* Begin *

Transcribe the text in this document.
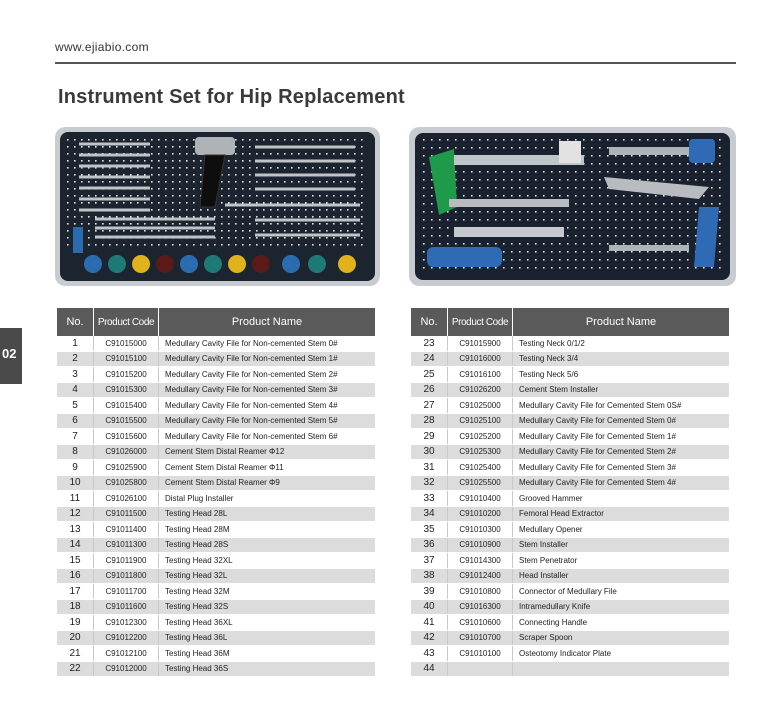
www.ejiabio.com
Instrument Set for Hip Replacement
02
No.	Product Code	Product Name
1	C91015000	Medullary Cavity File for Non-cemented Stem 0#
2	C91015100	Medullary Cavity File for Non-cemented Stem 1#
3	C91015200	Medullary Cavity File for Non-cemented Stem 2#
4	C91015300	Medullary Cavity File for Non-cemented Stem 3#
5	C91015400	Medullary Cavity File for Non-cemented Stem 4#
6	C91015500	Medullary Cavity File for Non-cemented Stem 5#
7	C91015600	Medullary Cavity File for Non-cemented Stem 6#
8	C91026000	Cement Stem Distal Reamer Φ12
9	C91025900	Cement Stem Distal Reamer Φ11
10	C91025800	Cement Stem Distal Reamer Φ9
11	C91026100	Distal Plug Installer
12	C91011500	Testing Head 28L
13	C91011400	Testing Head 28M
14	C91011300	Testing Head 28S
15	C91011900	Testing Head 32XL
16	C91011800	Testing Head 32L
17	C91011700	Testing Head 32M
18	C91011600	Testing Head 32S
19	C91012300	Testing Head 36XL
20	C91012200	Testing Head 36L
21	C91012100	Testing Head 36M
22	C91012000	Testing Head 36S
No.	Product Code	Product Name
23	C91015900	Testing Neck 0/1/2
24	C91016000	Testing Neck 3/4
25	C91016100	Testing Neck 5/6
26	C91026200	Cement Stem Installer
27	C91025000	Medullary Cavity File for Cemented Stem 0S#
28	C91025100	Medullary Cavity File for Cemented Stem 0#
29	C91025200	Medullary Cavity File for Cemented Stem 1#
30	C91025300	Medullary Cavity File for Cemented Stem 2#
31	C91025400	Medullary Cavity File for Cemented Stem 3#
32	C91025500	Medullary Cavity File for Cemented Stem 4#
33	C91010400	Grooved Hammer
34	C91010200	Femoral Head Extractor
35	C91010300	Medullary Opener
36	C91010900	Stem Installer
37	C91014300	Stem Penetrator
38	C91012400	Head Installer
39	C91010800	Connector of Medullary File
40	C91016300	Intramedullary Knife
41	C91010600	Connecting Handle
42	C91010700	Scraper Spoon
43	C91010100	Osteotomy Indicator Plate
44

* End *

Find the lines containing "Reamer" and pull them out.

[Full solution]
8	C91026000	Cement Stem Distal Reamer Φ12
9	C91025900	Cement Stem Distal Reamer Φ11
10	C91025800	Cement Stem Distal Reamer Φ9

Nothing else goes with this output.